REQUIREMENT
Transcribe word for word the lines spanning the line with "Read out every word on this page." through the end of the records.

....

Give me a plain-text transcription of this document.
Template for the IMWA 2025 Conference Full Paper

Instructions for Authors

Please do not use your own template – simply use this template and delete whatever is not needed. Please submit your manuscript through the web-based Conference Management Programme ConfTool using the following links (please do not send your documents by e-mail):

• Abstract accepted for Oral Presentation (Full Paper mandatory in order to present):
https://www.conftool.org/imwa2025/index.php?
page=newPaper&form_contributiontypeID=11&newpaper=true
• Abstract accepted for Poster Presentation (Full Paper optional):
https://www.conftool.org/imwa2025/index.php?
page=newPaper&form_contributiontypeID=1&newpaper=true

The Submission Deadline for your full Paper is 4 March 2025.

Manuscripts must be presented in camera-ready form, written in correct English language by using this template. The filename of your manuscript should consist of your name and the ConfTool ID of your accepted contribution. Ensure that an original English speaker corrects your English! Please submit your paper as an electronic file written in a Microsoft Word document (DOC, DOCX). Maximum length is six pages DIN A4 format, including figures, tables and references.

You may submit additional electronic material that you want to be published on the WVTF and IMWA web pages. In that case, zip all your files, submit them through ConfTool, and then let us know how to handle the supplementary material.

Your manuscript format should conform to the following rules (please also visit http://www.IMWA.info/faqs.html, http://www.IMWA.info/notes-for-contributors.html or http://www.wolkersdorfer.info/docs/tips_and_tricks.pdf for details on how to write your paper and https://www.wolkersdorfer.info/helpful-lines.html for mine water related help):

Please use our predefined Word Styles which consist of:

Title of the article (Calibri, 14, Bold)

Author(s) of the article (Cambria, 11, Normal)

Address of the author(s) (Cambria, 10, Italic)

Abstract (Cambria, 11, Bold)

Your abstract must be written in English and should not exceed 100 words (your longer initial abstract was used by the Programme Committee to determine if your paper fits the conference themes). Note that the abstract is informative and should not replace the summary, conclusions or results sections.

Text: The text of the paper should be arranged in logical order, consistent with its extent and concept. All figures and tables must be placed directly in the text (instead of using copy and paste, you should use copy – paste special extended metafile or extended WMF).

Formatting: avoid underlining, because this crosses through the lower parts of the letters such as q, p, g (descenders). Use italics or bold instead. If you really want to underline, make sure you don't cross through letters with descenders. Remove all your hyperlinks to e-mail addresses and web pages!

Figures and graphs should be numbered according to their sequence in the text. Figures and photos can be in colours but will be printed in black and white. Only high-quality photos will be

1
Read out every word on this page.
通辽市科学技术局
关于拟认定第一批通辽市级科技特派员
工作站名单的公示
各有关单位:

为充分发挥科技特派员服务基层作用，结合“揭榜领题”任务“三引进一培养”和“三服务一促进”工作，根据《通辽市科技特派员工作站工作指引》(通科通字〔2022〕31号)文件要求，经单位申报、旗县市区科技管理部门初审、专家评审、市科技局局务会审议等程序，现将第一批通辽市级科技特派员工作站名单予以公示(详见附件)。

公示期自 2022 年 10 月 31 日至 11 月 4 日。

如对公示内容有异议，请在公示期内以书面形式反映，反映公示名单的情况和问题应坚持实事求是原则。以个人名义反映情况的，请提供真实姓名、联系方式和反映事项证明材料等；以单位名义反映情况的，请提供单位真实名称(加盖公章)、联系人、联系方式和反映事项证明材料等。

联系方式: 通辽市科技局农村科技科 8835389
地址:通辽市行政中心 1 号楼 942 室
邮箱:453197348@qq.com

....

ANSWER FOR THE TASK
Read out every word on this page.
通辽市科学技术局
关于拟认定第一批通辽市级科技特派员
工作站名单的公示
各有关单位:

为充分发挥科技特派员服务基层作用，结合“揭榜领题”任务“三引进一培养”和“三服务一促进”工作，根据《通辽市科技特派员工作站工作指引》(通科通字〔2022〕31号)文件要求，经单位申报、旗县市区科技管理部门初审、专家评审、市科技局局务会审议等程序，现将第一批通辽市级科技特派员工作站名单予以公示(详见附件)。

公示期自 2022 年 10 月 31 日至 11 月 4 日。

如对公示内容有异议，请在公示期内以书面形式反映，反映公示名单的情况和问题应坚持实事求是原则。以个人名义反映情况的，请提供真实姓名、联系方式和反映事项证明材料等；以单位名义反映情况的，请提供单位真实名称(加盖公章)、联系人、联系方式和反映事项证明材料等。

联系方式: 通辽市科技局农村科技科 8835389
地址:通辽市行政中心 1 号楼 942 室
邮箱:453197348@qq.com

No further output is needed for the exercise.